== TASK REQUIREMENTS ==
Write the next part of the note on the XFS delay-ready attribute patch series below, starting right after its last line.

This means that they cannot roll, commit, or finish transactions.
Instead, they return  EAGAIN an allow the calling function to handle
the transaction. In this series, we focus on only the clean up and
refactoring needed to accomplish this. We will introduce delayed attrs
and parent pointers in a later set.

At the moment, I would like people to focus their review efforts on just
this "delay ready" subseries, as I think that is a more conservative use
of peoples review time.  I also think the set is a bit much to manage
all at once, and we need to get the infrastructure ironed out before we
focus too much anything that depends on it. But I do have the extended
series for folks that want to see the bigger picture of where this is
going.

This series can be viewed on github here:
https://github.com/allisonhenderson/xfs_work/tree/delay_ready_attrs_v7

As well as the extended delayed attribute and parent pointer series:
https://github.com/allisonhenderson/xfs_work/tree/delay_ready_attrs_v7_extended

And the test cases:
https://github.com/allisonhenderson/xfs_work/tree/pptr_xfstests

To run the xfs attributes tests run:
check -g attr

To run as delayed attributes run:
export MKFS_OPTIONS="-n delattr"

== DATASET EXTRACT ==
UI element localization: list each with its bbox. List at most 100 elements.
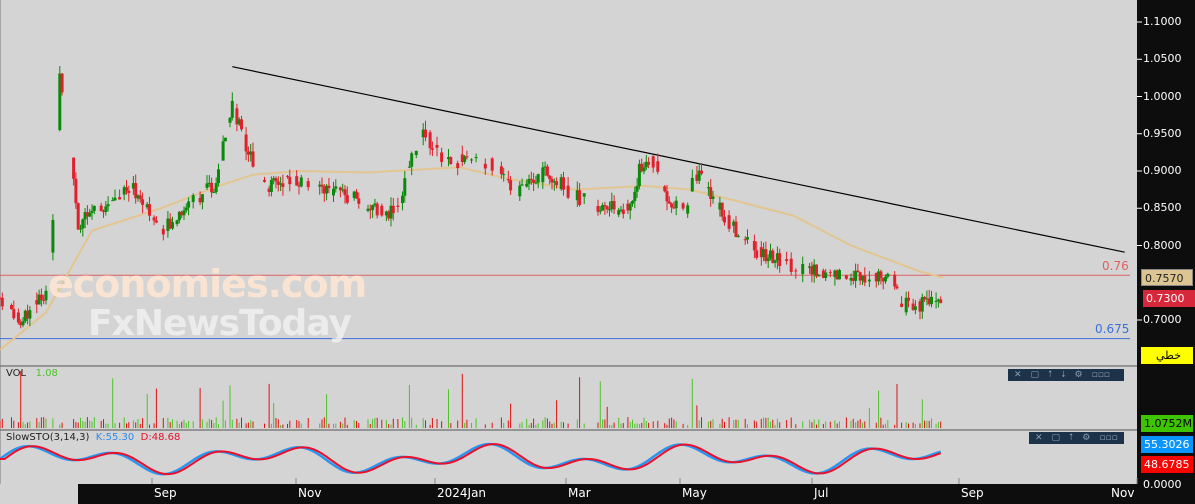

== ANSWER TO THE PROBLEM ==
check -g attr

To run parent pointer tests:
check -g parent

Changes since v6:
Mostly review just updates.  In the last review folks asked for a
diagram to make the code flow more visual.  They have been added in
patches 13 and 14.  At the moment, they're in the commit message.  I
figure people can decide where or if they want them somewhere in the
code later, since they are a bit lengthy.  Patch 15 is a helper function
that used to be part of 14 but I separated it to better organize things.
Patches 18 and 19 are new, and are just cleanups that I thought would
be helpful.

I've also gone through the set and rearranged the order of some of the
patches to make sort of mini sets.  I thought it would help reviewers
break down the reviewing some. For reviewing purposes, the set could be
broken up into 5 different phases:

Clean ups (patches 1-2):
These two patches were actually review suggestions made quiet some time
ago in regaurds to commit d29f781 (Remove all strlen ...), which has
since been merged.  The idea of the cleanups was to collapse down the
number of parameters getting passed around the xfs_attr_* routines.  It
has since drawn both commentary and critisim, so it's a little unclear
to me if people want it or not.  It could easily be taken as a stand
alone clean up.  But it's also not a neccassary must have in so far as
the delayed operations are concerned.  It does however pepper around a
lot of change activity up through the set.  So it would be helpfull to
get a verdict one way or another, depending on how people feel about it.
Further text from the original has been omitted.